> [Objective] Each record needs to be echoed exactly; can you do that?

> [Exercise input]
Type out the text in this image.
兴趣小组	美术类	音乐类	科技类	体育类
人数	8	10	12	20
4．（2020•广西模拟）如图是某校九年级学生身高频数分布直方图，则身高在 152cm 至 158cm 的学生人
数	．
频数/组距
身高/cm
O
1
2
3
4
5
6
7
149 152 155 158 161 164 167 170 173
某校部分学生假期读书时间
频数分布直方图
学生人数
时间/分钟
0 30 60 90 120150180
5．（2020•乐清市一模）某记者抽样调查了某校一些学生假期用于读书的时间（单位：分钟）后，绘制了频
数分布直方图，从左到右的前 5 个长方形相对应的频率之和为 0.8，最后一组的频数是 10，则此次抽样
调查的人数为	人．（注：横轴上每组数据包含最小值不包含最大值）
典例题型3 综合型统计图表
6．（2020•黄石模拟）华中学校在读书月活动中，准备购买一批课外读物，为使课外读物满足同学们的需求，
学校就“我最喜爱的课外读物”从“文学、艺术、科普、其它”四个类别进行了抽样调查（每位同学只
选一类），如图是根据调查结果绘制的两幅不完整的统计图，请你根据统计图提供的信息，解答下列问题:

> [Output below]
Type out the text in this image.
兴趣小组	美术类	音乐类	科技类	体育类
人数	8	10	12	20
4．（2020•广西模拟）如图是某校九年级学生身高频数分布直方图，则身高在 152cm 至 158cm 的学生人
数	．
频数/组距
身高/cm
O
1
2
3
4
5
6
7
149 152 155 158 161 164 167 170 173
某校部分学生假期读书时间
频数分布直方图
学生人数
时间/分钟
0 30 60 90 120150180
5．（2020•乐清市一模）某记者抽样调查了某校一些学生假期用于读书的时间（单位：分钟）后，绘制了频
数分布直方图，从左到右的前 5 个长方形相对应的频率之和为 0.8，最后一组的频数是 10，则此次抽样
调查的人数为	人．（注：横轴上每组数据包含最小值不包含最大值）
典例题型3 综合型统计图表
6．（2020•黄石模拟）华中学校在读书月活动中，准备购买一批课外读物，为使课外读物满足同学们的需求，
学校就“我最喜爱的课外读物”从“文学、艺术、科普、其它”四个类别进行了抽样调查（每位同学只
选一类），如图是根据调查结果绘制的两幅不完整的统计图，请你根据统计图提供的信息，解答下列问题:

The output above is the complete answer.